Aim of the task »
Quote the whole listing word for word, please.

[Records from a data collection]
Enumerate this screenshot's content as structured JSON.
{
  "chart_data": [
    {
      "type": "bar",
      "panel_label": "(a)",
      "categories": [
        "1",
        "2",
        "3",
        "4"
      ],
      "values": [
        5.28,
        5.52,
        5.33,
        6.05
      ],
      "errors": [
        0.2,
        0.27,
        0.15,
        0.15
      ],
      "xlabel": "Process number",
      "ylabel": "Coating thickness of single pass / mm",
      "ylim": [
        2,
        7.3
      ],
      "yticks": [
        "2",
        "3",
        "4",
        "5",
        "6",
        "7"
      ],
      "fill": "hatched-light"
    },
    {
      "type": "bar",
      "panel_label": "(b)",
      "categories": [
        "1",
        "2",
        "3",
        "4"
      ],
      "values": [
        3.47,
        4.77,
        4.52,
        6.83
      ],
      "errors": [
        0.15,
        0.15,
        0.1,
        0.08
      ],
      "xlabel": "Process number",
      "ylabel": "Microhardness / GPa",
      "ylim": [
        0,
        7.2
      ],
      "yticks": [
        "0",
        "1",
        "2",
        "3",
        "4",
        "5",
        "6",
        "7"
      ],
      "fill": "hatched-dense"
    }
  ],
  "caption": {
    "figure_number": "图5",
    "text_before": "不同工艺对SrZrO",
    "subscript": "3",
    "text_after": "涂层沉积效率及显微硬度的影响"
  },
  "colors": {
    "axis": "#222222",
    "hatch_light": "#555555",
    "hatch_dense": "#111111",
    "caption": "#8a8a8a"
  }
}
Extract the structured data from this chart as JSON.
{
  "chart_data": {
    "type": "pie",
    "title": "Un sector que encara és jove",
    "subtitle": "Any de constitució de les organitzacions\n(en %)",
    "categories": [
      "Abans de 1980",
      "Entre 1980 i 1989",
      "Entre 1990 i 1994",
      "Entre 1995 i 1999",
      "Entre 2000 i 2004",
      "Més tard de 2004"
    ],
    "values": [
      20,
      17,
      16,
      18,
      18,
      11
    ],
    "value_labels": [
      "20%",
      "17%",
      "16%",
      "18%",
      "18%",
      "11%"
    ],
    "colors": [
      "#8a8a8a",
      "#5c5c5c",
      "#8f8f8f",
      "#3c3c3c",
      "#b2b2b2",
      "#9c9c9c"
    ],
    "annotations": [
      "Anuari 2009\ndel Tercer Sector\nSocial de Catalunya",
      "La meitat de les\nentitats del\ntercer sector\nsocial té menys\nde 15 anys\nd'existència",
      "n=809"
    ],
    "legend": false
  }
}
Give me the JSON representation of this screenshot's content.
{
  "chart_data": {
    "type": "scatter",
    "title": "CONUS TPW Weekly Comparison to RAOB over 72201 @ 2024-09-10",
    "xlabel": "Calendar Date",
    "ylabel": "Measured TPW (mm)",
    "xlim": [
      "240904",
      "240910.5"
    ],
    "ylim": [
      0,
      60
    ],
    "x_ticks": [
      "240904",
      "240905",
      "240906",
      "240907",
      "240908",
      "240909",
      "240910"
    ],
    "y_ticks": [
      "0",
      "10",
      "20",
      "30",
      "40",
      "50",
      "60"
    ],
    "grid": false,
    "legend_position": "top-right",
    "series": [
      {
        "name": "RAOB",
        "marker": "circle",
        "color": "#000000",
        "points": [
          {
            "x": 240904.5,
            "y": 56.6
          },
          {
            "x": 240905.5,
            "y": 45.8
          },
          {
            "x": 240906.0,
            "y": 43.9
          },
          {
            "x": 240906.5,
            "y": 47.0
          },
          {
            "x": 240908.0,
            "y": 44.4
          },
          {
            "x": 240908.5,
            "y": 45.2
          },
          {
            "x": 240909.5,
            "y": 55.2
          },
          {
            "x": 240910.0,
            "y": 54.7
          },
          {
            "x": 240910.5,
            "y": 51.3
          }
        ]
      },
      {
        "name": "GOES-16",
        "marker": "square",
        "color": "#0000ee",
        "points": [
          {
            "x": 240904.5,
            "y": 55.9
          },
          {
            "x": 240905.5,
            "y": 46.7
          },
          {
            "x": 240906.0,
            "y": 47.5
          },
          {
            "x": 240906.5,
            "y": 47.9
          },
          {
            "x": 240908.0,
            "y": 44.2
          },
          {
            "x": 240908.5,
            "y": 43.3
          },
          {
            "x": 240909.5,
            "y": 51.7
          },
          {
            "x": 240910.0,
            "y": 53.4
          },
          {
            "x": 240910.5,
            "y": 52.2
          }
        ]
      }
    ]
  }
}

In response »
Enumerate this screenshot's content as structured JSON.
{
  "chart_data": [
    {
      "type": "bar",
      "panel_label": "(a)",
      "categories": [
        "1",
        "2",
        "3",
        "4"
      ],
      "values": [
        5.28,
        5.52,
        5.33,
        6.05
      ],
      "errors": [
        0.2,
        0.27,
        0.15,
        0.15
      ],
      "xlabel": "Process number",
      "ylabel": "Coating thickness of single pass / mm",
      "ylim": [
        2,
        7.3
      ],
      "yticks": [
        "2",
        "3",
        "4",
        "5",
        "6",
        "7"
      ],
      "fill": "hatched-light"
    },
    {
      "type": "bar",
      "panel_label": "(b)",
      "categories": [
        "1",
        "2",
        "3",
        "4"
      ],
      "values": [
        3.47,
        4.77,
        4.52,
        6.83
      ],
      "errors": [
        0.15,
        0.15,
        0.1,
        0.08
      ],
      "xlabel": "Process number",
      "ylabel": "Microhardness / GPa",
      "ylim": [
        0,
        7.2
      ],
      "yticks": [
        "0",
        "1",
        "2",
        "3",
        "4",
        "5",
        "6",
        "7"
      ],
      "fill": "hatched-dense"
    }
  ],
  "caption": {
    "figure_number": "图5",
    "text_before": "不同工艺对SrZrO",
    "subscript": "3",
    "text_after": "涂层沉积效率及显微硬度的影响"
  },
  "colors": {
    "axis": "#222222",
    "hatch_light": "#555555",
    "hatch_dense": "#111111",
    "caption": "#8a8a8a"
  }
}
Extract the structured data from this chart as JSON.
{
  "chart_data": {
    "type": "pie",
    "title": "Un sector que encara és jove",
    "subtitle": "Any de constitució de les organitzacions\n(en %)",
    "categories": [
      "Abans de 1980",
      "Entre 1980 i 1989",
      "Entre 1990 i 1994",
      "Entre 1995 i 1999",
      "Entre 2000 i 2004",
      "Més tard de 2004"
    ],
    "values": [
      20,
      17,
      16,
      18,
      18,
      11
    ],
    "value_labels": [
      "20%",
      "17%",
      "16%",
      "18%",
      "18%",
      "11%"
    ],
    "colors": [
      "#8a8a8a",
      "#5c5c5c",
      "#8f8f8f",
      "#3c3c3c",
      "#b2b2b2",
      "#9c9c9c"
    ],
    "annotations": [
      "Anuari 2009\ndel Tercer Sector\nSocial de Catalunya",
      "La meitat de les\nentitats del\ntercer sector\nsocial té menys\nde 15 anys\nd'existència",
      "n=809"
    ],
    "legend": false
  }
}
Give me the JSON representation of this screenshot's content.
{
  "chart_data": {
    "type": "scatter",
    "title": "CONUS TPW Weekly Comparison to RAOB over 72201 @ 2024-09-10",
    "xlabel": "Calendar Date",
    "ylabel": "Measured TPW (mm)",
    "xlim": [
      "240904",
      "240910.5"
    ],
    "ylim": [
      0,
      60
    ],
    "x_ticks": [
      "240904",
      "240905",
      "240906",
      "240907",
      "240908",
      "240909",
      "240910"
    ],
    "y_ticks": [
      "0",
      "10",
      "20",
      "30",
      "40",
      "50",
      "60"
    ],
    "grid": false,
    "legend_position": "top-right",
    "series": [
      {
        "name": "RAOB",
        "marker": "circle",
        "color": "#000000",
        "points": [
          {
            "x": 240904.5,
            "y": 56.6
          },
          {
            "x": 240905.5,
            "y": 45.8
          },
          {
            "x": 240906.0,
            "y": 43.9
          },
          {
            "x": 240906.5,
            "y": 47.0
          },
          {
            "x": 240908.0,
            "y": 44.4
          },
          {
            "x": 240908.5,
            "y": 45.2
          },
          {
            "x": 240909.5,
            "y": 55.2
          },
          {
            "x": 240910.0,
            "y": 54.7
          },
          {
            "x": 240910.5,
            "y": 51.3
          }
        ]
      },
      {
        "name": "GOES-16",
        "marker": "square",
        "color": "#0000ee",
        "points": [
          {
            "x": 240904.5,
            "y": 55.9
          },
          {
            "x": 240905.5,
            "y": 46.7
          },
          {
            "x": 240906.0,
            "y": 47.5
          },
          {
            "x": 240906.5,
            "y": 47.9
          },
          {
            "x": 240908.0,
            "y": 44.2
          },
          {
            "x": 240908.5,
            "y": 43.3
          },
          {
            "x": 240909.5,
            "y": 51.7
          },
          {
            "x": 240910.0,
            "y": 53.4
          },
          {
            "x": 240910.5,
            "y": 52.2
          }
        ]
      }
    ]
  }
}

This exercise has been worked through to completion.